## BEGIN DATASET RECORDS

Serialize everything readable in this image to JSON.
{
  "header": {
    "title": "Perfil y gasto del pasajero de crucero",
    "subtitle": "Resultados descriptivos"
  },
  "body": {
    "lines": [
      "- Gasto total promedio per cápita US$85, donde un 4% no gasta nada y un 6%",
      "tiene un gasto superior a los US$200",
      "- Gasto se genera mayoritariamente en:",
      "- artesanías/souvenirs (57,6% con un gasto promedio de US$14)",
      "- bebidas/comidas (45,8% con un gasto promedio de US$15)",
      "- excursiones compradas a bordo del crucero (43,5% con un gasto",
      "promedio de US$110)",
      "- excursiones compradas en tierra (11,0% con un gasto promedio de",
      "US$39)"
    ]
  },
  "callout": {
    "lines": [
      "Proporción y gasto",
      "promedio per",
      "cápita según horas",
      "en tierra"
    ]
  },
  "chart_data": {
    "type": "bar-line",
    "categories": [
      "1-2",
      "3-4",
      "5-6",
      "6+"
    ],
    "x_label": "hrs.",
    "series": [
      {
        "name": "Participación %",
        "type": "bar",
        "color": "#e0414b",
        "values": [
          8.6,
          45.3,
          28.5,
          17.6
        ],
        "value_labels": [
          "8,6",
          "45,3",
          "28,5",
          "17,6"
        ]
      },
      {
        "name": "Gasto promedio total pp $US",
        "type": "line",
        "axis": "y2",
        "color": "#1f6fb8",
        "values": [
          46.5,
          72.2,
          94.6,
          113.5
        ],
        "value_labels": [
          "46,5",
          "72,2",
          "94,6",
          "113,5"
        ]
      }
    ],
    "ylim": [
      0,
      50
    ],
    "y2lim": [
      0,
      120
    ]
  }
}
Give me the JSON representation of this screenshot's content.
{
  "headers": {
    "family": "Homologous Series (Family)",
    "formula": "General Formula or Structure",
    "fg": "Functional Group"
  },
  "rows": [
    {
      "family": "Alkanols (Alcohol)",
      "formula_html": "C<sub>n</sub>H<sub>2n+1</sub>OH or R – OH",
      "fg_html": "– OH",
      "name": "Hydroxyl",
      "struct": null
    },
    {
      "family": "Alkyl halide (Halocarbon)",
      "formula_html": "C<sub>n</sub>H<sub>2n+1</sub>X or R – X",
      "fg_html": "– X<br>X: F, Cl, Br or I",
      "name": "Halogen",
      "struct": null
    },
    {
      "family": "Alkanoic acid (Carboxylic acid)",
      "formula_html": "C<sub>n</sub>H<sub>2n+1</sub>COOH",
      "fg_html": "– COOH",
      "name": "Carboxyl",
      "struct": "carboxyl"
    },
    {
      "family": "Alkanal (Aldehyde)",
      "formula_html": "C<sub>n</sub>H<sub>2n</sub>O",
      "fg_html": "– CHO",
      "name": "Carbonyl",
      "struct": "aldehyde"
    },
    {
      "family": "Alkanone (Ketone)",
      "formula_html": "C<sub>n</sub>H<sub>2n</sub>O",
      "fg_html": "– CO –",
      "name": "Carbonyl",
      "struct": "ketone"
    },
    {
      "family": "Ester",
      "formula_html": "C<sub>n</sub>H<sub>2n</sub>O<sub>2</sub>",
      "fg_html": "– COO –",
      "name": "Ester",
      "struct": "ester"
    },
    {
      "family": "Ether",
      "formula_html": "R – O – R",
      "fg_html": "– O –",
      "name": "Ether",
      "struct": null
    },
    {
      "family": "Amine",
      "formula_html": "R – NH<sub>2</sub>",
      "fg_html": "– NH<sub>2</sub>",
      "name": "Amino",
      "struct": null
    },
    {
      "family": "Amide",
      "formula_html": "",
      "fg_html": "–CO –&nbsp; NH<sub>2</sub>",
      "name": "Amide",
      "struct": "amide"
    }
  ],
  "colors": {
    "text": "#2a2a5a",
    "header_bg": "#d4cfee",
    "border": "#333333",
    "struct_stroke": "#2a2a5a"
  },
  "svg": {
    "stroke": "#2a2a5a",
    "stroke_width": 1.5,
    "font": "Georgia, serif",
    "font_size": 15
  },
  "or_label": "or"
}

## END DATASET RECORDS

** GIVEN PROBLEM **
Pick out and copy every line that contains the word "JSON".

** TASK SOLUTION **
Serialize everything readable in this image to JSON.
Give me the JSON representation of this screenshot's content.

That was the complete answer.